# [What the task asks]
Write out, please, the line containing "What text is on this page?" together with all lines after it, up to and including the last one, with no other output.

# [Material to process]

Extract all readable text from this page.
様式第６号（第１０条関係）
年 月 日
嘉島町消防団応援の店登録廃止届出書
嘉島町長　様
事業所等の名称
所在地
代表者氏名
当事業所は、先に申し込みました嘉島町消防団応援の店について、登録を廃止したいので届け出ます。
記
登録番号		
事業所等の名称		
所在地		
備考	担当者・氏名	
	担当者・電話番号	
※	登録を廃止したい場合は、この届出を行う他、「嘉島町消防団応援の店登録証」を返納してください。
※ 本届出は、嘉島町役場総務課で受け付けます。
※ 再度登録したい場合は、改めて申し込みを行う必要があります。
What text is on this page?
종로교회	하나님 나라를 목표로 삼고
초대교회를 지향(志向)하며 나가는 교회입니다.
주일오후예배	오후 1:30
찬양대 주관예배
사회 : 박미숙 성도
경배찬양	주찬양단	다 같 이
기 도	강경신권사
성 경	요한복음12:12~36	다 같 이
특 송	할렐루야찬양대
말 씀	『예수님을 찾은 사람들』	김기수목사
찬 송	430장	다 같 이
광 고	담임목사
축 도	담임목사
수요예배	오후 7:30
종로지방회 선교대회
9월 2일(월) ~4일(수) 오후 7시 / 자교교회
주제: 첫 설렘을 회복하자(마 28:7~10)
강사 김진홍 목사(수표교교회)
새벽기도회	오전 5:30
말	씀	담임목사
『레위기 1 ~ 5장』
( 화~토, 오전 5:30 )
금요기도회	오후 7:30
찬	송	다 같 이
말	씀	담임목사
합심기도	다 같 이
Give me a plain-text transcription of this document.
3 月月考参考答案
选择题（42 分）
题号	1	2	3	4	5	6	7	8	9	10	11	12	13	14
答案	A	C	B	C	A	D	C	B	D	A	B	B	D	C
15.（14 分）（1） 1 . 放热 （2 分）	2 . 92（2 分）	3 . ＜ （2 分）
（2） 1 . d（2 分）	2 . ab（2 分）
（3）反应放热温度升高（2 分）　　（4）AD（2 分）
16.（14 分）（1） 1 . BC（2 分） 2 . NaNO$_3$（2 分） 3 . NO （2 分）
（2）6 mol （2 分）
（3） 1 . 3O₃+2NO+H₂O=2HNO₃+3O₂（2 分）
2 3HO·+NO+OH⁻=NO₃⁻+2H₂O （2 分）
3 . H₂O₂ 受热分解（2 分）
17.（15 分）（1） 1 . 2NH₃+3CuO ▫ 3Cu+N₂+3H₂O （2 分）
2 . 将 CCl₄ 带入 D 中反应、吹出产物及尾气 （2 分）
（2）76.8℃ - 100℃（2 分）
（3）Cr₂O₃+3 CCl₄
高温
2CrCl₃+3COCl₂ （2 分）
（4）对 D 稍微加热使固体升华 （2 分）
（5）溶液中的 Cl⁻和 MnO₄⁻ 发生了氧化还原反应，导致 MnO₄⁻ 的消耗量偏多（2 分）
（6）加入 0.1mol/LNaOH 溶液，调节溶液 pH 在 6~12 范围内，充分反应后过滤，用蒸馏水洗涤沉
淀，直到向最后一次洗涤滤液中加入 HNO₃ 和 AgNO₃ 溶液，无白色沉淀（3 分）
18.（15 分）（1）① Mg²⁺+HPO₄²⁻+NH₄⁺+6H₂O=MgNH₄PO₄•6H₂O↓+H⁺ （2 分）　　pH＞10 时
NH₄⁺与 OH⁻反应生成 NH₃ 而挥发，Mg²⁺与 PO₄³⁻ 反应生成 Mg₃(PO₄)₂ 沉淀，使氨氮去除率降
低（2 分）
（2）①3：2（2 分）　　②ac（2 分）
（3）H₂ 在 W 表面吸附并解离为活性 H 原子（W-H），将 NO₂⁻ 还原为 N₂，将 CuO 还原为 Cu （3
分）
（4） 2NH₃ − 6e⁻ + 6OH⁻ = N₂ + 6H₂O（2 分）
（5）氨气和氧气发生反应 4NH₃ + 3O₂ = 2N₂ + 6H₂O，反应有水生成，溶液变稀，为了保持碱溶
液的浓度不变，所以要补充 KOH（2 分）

# [Solution to the problem]
What text is on this page?
종로교회	하나님 나라를 목표로 삼고
초대교회를 지향(志向)하며 나가는 교회입니다.
주일오후예배	오후 1:30
찬양대 주관예배
사회 : 박미숙 성도
경배찬양	주찬양단	다 같 이
기 도	강경신권사
성 경	요한복음12:12~36	다 같 이
특 송	할렐루야찬양대
말 씀	『예수님을 찾은 사람들』	김기수목사
찬 송	430장	다 같 이
광 고	담임목사
축 도	담임목사
수요예배	오후 7:30
종로지방회 선교대회
9월 2일(월) ~4일(수) 오후 7시 / 자교교회
주제: 첫 설렘을 회복하자(마 28:7~10)
강사 김진홍 목사(수표교교회)
새벽기도회	오전 5:30
말	씀	담임목사
『레위기 1 ~ 5장』
( 화~토, 오전 5:30 )
금요기도회	오후 7:30
찬	송	다 같 이
말	씀	담임목사
합심기도	다 같 이
Give me a plain-text transcription of this document.
3 月月考参考答案
选择题（42 分）
题号	1	2	3	4	5	6	7	8	9	10	11	12	13	14
答案	A	C	B	C	A	D	C	B	D	A	B	B	D	C
15.（14 分）（1） 1 . 放热 （2 分）	2 . 92（2 分）	3 . ＜ （2 分）
（2） 1 . d（2 分）	2 . ab（2 分）
（3）反应放热温度升高（2 分）　　（4）AD（2 分）
16.（14 分）（1） 1 . BC（2 分） 2 . NaNO$_3$（2 分） 3 . NO （2 分）
（2）6 mol （2 分）
（3） 1 . 3O₃+2NO+H₂O=2HNO₃+3O₂（2 分）
2 3HO·+NO+OH⁻=NO₃⁻+2H₂O （2 分）
3 . H₂O₂ 受热分解（2 分）
17.（15 分）（1） 1 . 2NH₃+3CuO ▫ 3Cu+N₂+3H₂O （2 分）
2 . 将 CCl₄ 带入 D 中反应、吹出产物及尾气 （2 分）
（2）76.8℃ - 100℃（2 分）
（3）Cr₂O₃+3 CCl₄
高温
2CrCl₃+3COCl₂ （2 分）
（4）对 D 稍微加热使固体升华 （2 分）
（5）溶液中的 Cl⁻和 MnO₄⁻ 发生了氧化还原反应，导致 MnO₄⁻ 的消耗量偏多（2 分）
（6）加入 0.1mol/LNaOH 溶液，调节溶液 pH 在 6~12 范围内，充分反应后过滤，用蒸馏水洗涤沉
淀，直到向最后一次洗涤滤液中加入 HNO₃ 和 AgNO₃ 溶液，无白色沉淀（3 分）
18.（15 分）（1）① Mg²⁺+HPO₄²⁻+NH₄⁺+6H₂O=MgNH₄PO₄•6H₂O↓+H⁺ （2 分）　　pH＞10 时
NH₄⁺与 OH⁻反应生成 NH₃ 而挥发，Mg²⁺与 PO₄³⁻ 反应生成 Mg₃(PO₄)₂ 沉淀，使氨氮去除率降
低（2 分）
（2）①3：2（2 分）　　②ac（2 分）
（3）H₂ 在 W 表面吸附并解离为活性 H 原子（W-H），将 NO₂⁻ 还原为 N₂，将 CuO 还原为 Cu （3
分）
（4） 2NH₃ − 6e⁻ + 6OH⁻ = N₂ + 6H₂O（2 分）
（5）氨气和氧气发生反应 4NH₃ + 3O₂ = 2N₂ + 6H₂O，反应有水生成，溶液变稀，为了保持碱溶
液的浓度不变，所以要补充 KOH（2 分）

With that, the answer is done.